• **YOUR GOAL**
Check every line of the entries for "Bogotá", and copy the lines that hold it.

• **GIVEN INFORMATION**
————
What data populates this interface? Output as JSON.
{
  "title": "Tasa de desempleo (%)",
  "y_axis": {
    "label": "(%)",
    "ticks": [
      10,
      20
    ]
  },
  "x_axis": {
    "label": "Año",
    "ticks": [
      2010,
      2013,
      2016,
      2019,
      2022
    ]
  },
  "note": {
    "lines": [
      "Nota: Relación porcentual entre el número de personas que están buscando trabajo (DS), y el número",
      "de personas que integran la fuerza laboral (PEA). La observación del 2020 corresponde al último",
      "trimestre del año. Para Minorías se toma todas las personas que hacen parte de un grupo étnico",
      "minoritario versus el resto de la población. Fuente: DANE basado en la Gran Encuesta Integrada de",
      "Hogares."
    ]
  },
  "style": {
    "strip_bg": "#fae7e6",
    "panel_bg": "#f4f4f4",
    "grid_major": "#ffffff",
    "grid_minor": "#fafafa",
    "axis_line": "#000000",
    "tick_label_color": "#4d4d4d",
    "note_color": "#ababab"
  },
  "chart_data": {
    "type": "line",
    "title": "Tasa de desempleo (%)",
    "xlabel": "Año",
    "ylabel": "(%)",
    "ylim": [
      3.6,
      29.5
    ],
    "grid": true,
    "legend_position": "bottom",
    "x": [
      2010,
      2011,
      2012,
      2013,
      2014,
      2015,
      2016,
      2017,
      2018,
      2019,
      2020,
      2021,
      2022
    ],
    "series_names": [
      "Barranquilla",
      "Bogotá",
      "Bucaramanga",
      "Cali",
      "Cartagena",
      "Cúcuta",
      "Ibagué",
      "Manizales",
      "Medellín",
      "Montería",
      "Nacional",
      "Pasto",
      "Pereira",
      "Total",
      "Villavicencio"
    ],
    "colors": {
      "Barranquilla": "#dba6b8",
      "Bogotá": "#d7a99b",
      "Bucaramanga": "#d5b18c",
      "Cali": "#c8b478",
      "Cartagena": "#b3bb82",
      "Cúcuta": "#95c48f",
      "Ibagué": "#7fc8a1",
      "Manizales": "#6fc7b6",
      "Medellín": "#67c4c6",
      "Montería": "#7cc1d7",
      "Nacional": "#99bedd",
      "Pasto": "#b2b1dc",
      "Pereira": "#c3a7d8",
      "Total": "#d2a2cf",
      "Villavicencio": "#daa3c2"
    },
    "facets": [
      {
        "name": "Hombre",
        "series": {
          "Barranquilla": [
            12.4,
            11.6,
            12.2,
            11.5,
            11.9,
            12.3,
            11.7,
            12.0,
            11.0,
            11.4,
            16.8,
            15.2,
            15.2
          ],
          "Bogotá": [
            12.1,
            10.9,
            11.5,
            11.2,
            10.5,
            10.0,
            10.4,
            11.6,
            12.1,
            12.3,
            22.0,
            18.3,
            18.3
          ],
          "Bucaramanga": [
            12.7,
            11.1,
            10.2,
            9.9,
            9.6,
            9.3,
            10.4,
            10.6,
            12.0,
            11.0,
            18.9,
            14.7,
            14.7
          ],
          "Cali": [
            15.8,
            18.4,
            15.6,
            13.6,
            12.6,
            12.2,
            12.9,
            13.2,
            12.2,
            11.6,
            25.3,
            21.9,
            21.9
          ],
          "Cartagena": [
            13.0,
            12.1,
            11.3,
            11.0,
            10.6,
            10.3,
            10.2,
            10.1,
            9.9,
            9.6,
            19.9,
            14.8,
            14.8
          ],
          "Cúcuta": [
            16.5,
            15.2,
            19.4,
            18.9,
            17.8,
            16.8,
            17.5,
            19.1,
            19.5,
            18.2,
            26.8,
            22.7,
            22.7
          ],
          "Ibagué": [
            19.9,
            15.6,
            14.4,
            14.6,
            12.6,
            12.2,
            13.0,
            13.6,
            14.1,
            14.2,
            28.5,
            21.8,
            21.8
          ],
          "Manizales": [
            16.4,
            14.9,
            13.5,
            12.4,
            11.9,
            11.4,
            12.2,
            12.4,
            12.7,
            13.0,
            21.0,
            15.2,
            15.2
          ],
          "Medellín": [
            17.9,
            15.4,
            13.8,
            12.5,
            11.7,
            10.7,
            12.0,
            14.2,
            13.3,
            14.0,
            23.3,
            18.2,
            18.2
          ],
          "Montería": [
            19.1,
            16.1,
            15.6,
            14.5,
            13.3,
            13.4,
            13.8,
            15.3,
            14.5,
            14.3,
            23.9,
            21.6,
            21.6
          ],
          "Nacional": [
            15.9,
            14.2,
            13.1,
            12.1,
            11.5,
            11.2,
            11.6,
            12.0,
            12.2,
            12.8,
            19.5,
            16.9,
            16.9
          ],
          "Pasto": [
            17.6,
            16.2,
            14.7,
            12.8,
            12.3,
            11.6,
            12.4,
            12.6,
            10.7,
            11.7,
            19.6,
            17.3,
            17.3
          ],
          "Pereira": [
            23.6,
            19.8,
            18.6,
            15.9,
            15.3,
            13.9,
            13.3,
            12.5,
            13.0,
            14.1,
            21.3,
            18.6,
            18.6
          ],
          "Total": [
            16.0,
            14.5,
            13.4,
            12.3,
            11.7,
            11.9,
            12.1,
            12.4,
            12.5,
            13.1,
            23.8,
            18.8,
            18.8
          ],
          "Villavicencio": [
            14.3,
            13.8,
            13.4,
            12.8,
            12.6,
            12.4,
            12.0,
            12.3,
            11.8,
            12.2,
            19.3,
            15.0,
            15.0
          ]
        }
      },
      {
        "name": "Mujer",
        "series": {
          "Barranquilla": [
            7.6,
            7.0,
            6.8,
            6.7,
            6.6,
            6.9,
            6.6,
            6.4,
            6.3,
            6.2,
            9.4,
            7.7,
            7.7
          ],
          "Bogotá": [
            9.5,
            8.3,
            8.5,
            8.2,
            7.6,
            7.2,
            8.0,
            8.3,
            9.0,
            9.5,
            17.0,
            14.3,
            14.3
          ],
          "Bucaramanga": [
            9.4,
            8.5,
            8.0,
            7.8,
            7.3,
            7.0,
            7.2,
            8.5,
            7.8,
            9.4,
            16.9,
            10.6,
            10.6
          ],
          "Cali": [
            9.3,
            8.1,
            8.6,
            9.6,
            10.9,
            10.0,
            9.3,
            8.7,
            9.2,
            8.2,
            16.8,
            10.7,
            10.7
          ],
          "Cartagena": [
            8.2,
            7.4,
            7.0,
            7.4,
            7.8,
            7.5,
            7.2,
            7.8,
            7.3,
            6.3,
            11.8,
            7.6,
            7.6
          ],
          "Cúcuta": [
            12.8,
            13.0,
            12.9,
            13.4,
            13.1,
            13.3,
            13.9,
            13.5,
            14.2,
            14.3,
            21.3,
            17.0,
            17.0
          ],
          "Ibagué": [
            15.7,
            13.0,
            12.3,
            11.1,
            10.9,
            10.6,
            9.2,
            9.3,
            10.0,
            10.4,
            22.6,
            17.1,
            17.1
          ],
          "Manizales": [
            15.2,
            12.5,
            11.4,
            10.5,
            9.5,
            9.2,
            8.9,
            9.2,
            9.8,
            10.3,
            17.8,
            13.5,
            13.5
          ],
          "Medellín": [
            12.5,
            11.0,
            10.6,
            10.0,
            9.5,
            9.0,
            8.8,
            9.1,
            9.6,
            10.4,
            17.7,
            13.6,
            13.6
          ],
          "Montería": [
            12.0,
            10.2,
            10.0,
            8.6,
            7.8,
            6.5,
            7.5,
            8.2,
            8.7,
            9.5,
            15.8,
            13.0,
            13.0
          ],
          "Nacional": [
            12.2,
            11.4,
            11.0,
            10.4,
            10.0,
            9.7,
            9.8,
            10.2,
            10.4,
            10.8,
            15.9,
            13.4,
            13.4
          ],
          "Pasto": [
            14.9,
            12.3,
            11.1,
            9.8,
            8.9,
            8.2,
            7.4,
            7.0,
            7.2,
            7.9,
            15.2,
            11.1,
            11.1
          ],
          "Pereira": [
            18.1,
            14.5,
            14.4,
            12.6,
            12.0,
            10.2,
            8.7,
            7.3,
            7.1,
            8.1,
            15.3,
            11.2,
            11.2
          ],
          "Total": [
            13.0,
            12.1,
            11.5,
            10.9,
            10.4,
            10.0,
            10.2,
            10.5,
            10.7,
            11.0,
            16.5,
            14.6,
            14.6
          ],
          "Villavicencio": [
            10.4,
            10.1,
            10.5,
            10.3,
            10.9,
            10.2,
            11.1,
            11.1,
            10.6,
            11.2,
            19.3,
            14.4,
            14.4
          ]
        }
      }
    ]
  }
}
————
• **REPLY**
      "Bogotá",
      "Bogotá": "#d7a99b",
          "Bogotá": [
          "Bogotá": [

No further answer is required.